Written instruction: Only the number is wanted: how many lines of the data contain "positions"?

Data:
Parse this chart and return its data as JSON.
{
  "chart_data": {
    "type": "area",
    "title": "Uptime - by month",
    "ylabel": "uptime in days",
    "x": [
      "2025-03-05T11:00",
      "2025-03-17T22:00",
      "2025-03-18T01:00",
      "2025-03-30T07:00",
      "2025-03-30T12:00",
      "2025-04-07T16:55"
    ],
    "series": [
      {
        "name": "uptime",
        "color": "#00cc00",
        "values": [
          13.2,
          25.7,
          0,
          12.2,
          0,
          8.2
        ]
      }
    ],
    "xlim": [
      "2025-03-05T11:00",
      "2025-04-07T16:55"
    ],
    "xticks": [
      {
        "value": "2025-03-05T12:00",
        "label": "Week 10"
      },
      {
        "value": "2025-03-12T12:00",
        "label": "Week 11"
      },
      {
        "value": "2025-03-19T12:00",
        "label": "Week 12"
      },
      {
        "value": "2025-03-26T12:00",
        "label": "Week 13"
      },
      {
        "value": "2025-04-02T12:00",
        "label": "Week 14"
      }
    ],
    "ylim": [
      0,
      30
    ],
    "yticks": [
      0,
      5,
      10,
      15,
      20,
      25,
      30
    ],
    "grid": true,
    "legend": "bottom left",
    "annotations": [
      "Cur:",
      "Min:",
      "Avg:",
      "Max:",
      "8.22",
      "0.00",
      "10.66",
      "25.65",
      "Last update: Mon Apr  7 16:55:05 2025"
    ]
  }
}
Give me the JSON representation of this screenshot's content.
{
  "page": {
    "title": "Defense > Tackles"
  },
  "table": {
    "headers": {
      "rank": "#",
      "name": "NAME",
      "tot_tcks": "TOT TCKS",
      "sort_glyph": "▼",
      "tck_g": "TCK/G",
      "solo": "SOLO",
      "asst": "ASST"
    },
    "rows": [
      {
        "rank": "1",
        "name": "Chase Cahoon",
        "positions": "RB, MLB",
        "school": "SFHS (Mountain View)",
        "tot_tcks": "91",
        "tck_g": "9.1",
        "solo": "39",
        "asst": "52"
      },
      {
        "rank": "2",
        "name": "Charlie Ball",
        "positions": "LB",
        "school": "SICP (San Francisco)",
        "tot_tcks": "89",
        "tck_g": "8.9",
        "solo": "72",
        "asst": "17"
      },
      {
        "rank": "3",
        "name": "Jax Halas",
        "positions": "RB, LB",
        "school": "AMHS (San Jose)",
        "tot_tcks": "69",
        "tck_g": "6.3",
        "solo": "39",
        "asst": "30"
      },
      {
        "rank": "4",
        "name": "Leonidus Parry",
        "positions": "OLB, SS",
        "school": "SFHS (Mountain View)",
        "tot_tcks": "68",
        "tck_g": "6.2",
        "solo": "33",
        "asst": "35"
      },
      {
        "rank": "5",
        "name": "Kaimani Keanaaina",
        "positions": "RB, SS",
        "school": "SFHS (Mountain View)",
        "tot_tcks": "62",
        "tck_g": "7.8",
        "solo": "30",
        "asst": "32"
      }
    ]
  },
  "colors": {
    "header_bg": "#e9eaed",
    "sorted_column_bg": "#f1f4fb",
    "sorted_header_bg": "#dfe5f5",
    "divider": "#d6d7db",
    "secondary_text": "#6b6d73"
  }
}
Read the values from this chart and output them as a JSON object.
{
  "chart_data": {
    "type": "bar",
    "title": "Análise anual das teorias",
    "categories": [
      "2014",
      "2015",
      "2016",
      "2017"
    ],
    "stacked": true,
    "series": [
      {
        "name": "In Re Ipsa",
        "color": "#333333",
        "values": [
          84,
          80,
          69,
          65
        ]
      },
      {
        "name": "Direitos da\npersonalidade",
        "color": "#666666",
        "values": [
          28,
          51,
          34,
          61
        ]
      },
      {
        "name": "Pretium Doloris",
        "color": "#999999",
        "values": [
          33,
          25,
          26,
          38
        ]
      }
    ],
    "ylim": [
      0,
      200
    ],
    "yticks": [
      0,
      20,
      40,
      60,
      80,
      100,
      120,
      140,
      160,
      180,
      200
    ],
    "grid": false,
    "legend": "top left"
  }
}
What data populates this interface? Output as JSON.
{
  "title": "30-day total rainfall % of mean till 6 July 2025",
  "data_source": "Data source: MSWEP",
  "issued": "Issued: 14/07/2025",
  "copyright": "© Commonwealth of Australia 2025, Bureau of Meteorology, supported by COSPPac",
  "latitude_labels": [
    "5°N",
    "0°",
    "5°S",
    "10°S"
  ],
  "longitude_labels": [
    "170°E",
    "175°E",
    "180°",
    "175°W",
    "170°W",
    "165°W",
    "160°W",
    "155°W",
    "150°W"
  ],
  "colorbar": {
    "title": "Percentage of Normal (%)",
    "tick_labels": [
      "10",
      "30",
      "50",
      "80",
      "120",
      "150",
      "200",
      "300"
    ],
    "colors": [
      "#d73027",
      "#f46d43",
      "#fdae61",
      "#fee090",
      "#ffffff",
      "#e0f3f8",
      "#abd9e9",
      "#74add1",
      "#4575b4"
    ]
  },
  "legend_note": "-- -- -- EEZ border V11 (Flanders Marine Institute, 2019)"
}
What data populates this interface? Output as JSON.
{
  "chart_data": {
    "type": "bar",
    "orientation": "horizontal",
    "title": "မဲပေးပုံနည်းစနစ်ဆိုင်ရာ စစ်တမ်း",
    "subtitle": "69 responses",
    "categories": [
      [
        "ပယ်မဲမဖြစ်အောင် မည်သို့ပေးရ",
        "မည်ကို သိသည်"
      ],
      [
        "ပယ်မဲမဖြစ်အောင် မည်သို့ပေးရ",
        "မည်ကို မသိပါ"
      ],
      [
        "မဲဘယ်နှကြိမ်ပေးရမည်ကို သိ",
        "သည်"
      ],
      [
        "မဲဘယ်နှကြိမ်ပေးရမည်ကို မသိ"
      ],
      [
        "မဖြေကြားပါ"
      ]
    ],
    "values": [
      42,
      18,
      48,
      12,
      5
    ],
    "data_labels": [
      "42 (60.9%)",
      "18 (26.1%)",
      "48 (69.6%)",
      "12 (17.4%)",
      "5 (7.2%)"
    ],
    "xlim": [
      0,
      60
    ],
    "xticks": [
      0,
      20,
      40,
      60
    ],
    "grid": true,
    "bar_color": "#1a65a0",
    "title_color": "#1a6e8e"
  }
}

Output below: 5